-- INPUT DATA --
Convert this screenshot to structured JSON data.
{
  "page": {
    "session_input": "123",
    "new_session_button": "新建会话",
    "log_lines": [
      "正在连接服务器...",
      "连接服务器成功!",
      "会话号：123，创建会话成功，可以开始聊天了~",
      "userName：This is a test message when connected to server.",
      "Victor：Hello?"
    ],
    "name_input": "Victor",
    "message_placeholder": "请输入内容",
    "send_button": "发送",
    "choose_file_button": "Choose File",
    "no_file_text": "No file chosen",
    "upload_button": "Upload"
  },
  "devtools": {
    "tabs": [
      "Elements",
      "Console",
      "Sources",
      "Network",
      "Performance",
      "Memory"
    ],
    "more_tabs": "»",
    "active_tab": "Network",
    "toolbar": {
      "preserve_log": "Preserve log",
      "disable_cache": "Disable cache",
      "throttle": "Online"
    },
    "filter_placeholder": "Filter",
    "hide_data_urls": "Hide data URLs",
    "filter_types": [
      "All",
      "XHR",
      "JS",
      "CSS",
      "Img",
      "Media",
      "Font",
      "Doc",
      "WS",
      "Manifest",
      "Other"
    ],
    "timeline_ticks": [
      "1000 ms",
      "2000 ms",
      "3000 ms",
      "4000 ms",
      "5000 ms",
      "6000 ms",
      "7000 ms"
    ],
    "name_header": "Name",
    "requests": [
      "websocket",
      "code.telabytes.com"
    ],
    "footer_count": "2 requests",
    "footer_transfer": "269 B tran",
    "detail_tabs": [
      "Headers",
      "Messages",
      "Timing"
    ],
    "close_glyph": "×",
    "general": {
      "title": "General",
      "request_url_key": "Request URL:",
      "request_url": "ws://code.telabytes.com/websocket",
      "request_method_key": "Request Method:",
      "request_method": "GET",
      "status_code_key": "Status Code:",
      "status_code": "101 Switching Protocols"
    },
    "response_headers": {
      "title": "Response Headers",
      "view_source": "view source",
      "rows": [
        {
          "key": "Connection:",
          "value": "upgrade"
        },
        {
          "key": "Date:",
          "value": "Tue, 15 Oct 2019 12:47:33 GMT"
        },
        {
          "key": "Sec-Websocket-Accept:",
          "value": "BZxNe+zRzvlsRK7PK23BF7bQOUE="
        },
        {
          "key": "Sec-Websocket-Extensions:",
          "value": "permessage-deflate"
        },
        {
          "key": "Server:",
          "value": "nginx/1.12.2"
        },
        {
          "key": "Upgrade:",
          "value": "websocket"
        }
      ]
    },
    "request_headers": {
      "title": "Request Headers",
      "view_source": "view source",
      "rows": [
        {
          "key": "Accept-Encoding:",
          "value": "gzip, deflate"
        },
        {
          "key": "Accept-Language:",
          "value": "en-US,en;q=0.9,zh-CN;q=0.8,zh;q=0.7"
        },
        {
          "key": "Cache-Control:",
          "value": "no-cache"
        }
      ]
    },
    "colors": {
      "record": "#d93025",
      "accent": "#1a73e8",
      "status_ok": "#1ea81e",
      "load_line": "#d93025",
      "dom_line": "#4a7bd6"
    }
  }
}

-- WHAT TO DO --
Retype every record above exactly as written.

-- RIGHT ANSWER --
Convert this screenshot to structured JSON data.
{
  "page": {
    "session_input": "123",
    "new_session_button": "新建会话",
    "log_lines": [
      "正在连接服务器...",
      "连接服务器成功!",
      "会话号：123，创建会话成功，可以开始聊天了~",
      "userName：This is a test message when connected to server.",
      "Victor：Hello?"
    ],
    "name_input": "Victor",
    "message_placeholder": "请输入内容",
    "send_button": "发送",
    "choose_file_button": "Choose File",
    "no_file_text": "No file chosen",
    "upload_button": "Upload"
  },
  "devtools": {
    "tabs": [
      "Elements",
      "Console",
      "Sources",
      "Network",
      "Performance",
      "Memory"
    ],
    "more_tabs": "»",
    "active_tab": "Network",
    "toolbar": {
      "preserve_log": "Preserve log",
      "disable_cache": "Disable cache",
      "throttle": "Online"
    },
    "filter_placeholder": "Filter",
    "hide_data_urls": "Hide data URLs",
    "filter_types": [
      "All",
      "XHR",
      "JS",
      "CSS",
      "Img",
      "Media",
      "Font",
      "Doc",
      "WS",
      "Manifest",
      "Other"
    ],
    "timeline_ticks": [
      "1000 ms",
      "2000 ms",
      "3000 ms",
      "4000 ms",
      "5000 ms",
      "6000 ms",
      "7000 ms"
    ],
    "name_header": "Name",
    "requests": [
      "websocket",
      "code.telabytes.com"
    ],
    "footer_count": "2 requests",
    "footer_transfer": "269 B tran",
    "detail_tabs": [
      "Headers",
      "Messages",
      "Timing"
    ],
    "close_glyph": "×",
    "general": {
      "title": "General",
      "request_url_key": "Request URL:",
      "request_url": "ws://code.telabytes.com/websocket",
      "request_method_key": "Request Method:",
      "request_method": "GET",
      "status_code_key": "Status Code:",
      "status_code": "101 Switching Protocols"
    },
    "response_headers": {
      "title": "Response Headers",
      "view_source": "view source",
      "rows": [
        {
          "key": "Connection:",
          "value": "upgrade"
        },
        {
          "key": "Date:",
          "value": "Tue, 15 Oct 2019 12:47:33 GMT"
        },
        {
          "key": "Sec-Websocket-Accept:",
          "value": "BZxNe+zRzvlsRK7PK23BF7bQOUE="
        },
        {
          "key": "Sec-Websocket-Extensions:",
          "value": "permessage-deflate"
        },
        {
          "key": "Server:",
          "value": "nginx/1.12.2"
        },
        {
          "key": "Upgrade:",
          "value": "websocket"
        }
      ]
    },
    "request_headers": {
      "title": "Request Headers",
      "view_source": "view source",
      "rows": [
        {
          "key": "Accept-Encoding:",
          "value": "gzip, deflate"
        },
        {
          "key": "Accept-Language:",
          "value": "en-US,en;q=0.9,zh-CN;q=0.8,zh;q=0.7"
        },
        {
          "key": "Cache-Control:",
          "value": "no-cache"
        }
      ]
    },
    "colors": {
      "record": "#d93025",
      "accent": "#1a73e8",
      "status_ok": "#1ea81e",
      "load_line": "#d93025",
      "dom_line": "#4a7bd6"
    }
  }
}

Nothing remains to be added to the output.